[[ Reading text, beginning ]]
This application claims priority based on Japanese Patent Application No. 2015-025286 filed on February 12, 2015 , the entire contents of which are incorporated herein by reference.

INDUSTRIAL APPLICABILITY

The present invention can be utilized in what is called a vane rotary gas compressor.

REFERENCE SIGNS LIST

1: gas compressor
2: housing
3: compression portion
4: motor portion
7: front head
9: rear case
11: suction chamber
13: inner wall
15: discharge chamber
19: compression block
21: oil separator
23: rotor
23a: outer circumferential surface
25: vane
25a: distal end surface
25b: suction-side area
25c: compression-side area
27: drive shaft
29: cylinder block
31a: front side block
31b: rear side block
33: cylinder chamber

33a: inner circumferential surface
33b: compression chamber
35: discharge port
37: on-off valve
41: cylinder-side oil supply passage
43: front-side end surface
47: front-side bearing
49: front-side oil supply passage
53, 69: high-pressure supply groove
55: front-side annular groove
57: rear-side end surface
59: rear-side oil supply passage
59a: rear-side oil supply passage
61: discharge hole
63: rear-side bearing
65: communication passage
67: gap
73: rear-side annular groove
75: vane slot
77: back-pressure space
A1, A2: center of curvature
B: boundary (connection point)
N: normal line
O: oil
X: rotational direction
r, r1, r2: radius of curvature

Claims

A gas compressor comprising:
a cylinder block in a cylindrical shape, having a cylinder chamber where to compress refrigerant;

a rotor rotatably provided in the cylinder chamber, the rotor having an outer circumferential surface facing an inner circumferential surface of the cylinder chamber and a plurality of vane slots opening on the outer circumferential surface with intervals in a rotational direction of the rotor; and

a plurality of vanes housed in the respective vane slots and biased in a direction of protruding from the outer circumferential surface, distal end surfaces of the vanes sliding on the inner circumferential surface along with rotation of the rotor, the vanes partitioning a space between the outer circumferential surface and the inner circumferential surface into a plurality of compression chambers in which the refrigerant is sucked and compressed, wherein

the distal end surface of each of the vanes has a suction-side area that is in sliding contact with the inner circumferential surface when the compression chamber separated by the vane having the distal end surface is in a suction stroke, and a compression-side area that is in sliding contact with the inner circumferential surface when the compression chamber separated by the vane having the distal end surface is in a compression stroke,

the suction-side area and the compression-side area have smaller radii of curvature than that of the inner circumferential surface, and

the suction-side area has a larger radius of curvature than that of the compression-side area.
The gas compressor according to claim 1, wherein
the compression-side area has a single radius of curvature.
The gas compressor according to claim 1 or 2, wherein
an upstream portion and a downstream portion of the distal end surface in the rotational direction of the rotor constitute the suction-side area and the compression-side area, respectively.
The gas compressor according to any one of claims 1 to 3, wherein
a center of curvature of the suction-side area and a center of curvature of the compression-side area are arranged on a normal line to the distal end surface at a connection point between the suction-side area and the compression-side area.
The gas compressor according to any one of claims 1 to 4, wherein
the connection point between the suction-side area and the compression-side area is arranged downstream of a middle point of the distal end surface in the rotational direction.
[[ Reading text, end ]]
[[ Records, beginning ]]
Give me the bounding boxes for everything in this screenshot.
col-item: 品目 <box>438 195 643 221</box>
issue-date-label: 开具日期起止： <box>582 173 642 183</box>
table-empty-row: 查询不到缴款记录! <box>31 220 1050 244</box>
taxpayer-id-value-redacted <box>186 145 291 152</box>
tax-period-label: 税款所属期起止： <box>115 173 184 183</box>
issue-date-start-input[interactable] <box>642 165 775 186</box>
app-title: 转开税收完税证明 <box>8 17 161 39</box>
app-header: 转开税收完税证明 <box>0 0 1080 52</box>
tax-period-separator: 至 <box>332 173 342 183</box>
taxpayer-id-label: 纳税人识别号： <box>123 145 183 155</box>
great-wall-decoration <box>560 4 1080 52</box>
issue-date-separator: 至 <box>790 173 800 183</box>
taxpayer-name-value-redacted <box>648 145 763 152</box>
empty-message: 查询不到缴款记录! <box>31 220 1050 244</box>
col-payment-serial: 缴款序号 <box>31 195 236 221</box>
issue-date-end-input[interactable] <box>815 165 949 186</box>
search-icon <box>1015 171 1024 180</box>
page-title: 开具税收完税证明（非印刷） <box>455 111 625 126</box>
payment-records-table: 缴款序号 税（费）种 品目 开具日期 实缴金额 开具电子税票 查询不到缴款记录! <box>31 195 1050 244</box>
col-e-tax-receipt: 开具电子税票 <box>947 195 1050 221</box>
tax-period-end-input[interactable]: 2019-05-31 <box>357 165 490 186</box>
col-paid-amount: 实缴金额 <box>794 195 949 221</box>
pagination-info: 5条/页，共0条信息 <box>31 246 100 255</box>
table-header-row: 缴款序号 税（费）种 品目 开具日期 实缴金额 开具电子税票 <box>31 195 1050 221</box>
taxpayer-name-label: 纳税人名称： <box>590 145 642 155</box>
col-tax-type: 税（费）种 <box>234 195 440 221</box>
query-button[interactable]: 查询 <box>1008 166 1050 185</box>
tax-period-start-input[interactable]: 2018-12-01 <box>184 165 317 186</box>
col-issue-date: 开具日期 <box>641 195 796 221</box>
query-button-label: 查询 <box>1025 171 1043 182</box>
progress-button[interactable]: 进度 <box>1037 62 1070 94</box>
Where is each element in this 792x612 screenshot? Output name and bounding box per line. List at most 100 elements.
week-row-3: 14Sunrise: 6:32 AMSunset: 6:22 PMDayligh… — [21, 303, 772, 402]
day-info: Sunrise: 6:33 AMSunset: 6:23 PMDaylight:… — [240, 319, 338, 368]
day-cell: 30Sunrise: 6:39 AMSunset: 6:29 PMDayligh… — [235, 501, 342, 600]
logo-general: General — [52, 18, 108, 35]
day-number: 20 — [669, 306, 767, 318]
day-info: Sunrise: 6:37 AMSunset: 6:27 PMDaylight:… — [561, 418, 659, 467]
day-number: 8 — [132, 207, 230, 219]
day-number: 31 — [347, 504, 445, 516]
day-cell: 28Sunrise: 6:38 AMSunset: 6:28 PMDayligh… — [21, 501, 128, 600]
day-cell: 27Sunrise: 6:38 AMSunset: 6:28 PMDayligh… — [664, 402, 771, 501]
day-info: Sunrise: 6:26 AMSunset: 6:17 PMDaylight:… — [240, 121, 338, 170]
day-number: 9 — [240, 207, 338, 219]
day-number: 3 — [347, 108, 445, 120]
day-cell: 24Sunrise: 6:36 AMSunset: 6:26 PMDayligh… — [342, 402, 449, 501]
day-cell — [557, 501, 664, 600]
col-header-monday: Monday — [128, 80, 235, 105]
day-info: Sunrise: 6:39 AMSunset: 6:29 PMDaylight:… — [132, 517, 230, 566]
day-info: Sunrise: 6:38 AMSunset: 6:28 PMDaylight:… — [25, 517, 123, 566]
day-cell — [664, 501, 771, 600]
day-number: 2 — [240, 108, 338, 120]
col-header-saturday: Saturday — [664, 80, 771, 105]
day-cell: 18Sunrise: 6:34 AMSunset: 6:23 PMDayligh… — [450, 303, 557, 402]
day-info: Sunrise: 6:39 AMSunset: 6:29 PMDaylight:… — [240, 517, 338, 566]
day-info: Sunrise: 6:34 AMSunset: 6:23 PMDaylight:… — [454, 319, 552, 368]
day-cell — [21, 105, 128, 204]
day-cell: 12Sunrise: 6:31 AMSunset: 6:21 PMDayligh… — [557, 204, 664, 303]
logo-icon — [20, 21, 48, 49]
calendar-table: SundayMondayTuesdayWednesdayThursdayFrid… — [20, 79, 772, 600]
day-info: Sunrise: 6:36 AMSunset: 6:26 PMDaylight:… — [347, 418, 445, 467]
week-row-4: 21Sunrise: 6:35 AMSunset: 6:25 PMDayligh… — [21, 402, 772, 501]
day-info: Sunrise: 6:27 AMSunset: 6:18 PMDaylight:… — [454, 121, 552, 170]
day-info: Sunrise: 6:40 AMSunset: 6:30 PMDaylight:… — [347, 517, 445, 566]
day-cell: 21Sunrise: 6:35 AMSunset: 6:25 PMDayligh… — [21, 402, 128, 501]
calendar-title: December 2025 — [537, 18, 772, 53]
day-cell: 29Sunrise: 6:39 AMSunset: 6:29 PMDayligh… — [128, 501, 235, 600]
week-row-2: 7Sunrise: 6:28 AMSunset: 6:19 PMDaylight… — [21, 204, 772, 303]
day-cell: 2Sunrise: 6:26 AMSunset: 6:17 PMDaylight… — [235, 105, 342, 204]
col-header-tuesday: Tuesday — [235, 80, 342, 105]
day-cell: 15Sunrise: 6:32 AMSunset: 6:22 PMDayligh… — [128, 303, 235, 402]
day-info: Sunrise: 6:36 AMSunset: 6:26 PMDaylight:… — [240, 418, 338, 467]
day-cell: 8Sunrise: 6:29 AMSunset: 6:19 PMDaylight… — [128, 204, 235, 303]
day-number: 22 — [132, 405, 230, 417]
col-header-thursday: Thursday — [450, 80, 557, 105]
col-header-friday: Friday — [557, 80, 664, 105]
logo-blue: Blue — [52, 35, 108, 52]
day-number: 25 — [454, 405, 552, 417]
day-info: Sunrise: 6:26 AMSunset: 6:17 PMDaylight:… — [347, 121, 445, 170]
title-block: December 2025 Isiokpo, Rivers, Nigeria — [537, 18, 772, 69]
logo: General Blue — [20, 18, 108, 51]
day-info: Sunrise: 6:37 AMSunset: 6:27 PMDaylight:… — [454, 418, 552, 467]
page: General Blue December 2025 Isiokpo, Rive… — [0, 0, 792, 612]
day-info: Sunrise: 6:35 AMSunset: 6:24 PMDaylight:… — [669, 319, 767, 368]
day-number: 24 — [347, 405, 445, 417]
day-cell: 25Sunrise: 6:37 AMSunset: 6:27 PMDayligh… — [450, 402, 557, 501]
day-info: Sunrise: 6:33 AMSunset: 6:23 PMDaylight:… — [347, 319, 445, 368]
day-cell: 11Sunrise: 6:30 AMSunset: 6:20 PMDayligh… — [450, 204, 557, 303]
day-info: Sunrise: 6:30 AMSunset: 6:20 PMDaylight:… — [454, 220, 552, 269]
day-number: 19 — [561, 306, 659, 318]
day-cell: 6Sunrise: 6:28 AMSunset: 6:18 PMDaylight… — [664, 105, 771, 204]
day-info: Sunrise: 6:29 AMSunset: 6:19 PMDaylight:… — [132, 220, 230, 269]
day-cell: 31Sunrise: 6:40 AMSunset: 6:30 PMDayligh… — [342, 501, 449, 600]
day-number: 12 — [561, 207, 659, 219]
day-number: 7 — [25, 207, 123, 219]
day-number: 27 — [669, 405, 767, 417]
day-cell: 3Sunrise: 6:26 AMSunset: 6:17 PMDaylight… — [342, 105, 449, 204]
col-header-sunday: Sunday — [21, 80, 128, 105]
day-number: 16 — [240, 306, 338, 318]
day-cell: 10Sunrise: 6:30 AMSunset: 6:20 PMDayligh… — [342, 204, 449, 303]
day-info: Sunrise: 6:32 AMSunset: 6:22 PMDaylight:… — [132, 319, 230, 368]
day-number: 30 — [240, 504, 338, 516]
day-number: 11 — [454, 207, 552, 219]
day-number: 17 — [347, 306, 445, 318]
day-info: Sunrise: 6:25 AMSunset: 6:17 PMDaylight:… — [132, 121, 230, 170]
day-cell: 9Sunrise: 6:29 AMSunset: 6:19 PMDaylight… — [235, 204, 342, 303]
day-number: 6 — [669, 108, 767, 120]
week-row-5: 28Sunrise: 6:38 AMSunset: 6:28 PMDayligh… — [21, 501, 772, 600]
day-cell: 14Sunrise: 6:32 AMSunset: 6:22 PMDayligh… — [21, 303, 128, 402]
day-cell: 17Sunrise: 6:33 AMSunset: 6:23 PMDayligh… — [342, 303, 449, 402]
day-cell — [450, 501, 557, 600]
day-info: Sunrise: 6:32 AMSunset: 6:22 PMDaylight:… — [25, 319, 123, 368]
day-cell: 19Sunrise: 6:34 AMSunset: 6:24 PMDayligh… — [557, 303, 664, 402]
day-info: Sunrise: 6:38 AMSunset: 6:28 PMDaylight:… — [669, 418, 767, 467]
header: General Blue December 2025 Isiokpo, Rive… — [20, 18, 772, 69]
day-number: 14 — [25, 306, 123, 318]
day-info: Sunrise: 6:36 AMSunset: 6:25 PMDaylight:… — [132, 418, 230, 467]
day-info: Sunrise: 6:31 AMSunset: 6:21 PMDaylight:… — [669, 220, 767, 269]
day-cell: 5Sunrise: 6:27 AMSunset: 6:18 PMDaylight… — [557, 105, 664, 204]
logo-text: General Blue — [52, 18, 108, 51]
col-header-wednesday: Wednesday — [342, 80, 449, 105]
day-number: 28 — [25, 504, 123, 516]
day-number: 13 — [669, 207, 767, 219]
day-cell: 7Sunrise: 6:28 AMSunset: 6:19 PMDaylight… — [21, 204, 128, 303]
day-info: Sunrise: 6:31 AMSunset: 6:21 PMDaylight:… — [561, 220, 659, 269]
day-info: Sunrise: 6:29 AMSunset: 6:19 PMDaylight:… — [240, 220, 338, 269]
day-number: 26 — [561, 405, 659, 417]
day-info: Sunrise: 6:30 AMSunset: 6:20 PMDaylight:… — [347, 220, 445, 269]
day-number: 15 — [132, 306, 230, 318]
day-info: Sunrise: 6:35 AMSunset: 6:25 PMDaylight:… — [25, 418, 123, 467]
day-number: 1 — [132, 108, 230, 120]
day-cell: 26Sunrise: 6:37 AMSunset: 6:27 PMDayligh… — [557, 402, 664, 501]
[[ Records, end ]]
• _What you need to do_
According to the gas compressor patent text, how does the radius of curvature of the suction-side area of a vane's distal end surface compare with that of the compression-side area? This listing has no connection to the patent text.

• _Answer to this task_
The suction-side area has a larger radius of curvature than the compression-side area.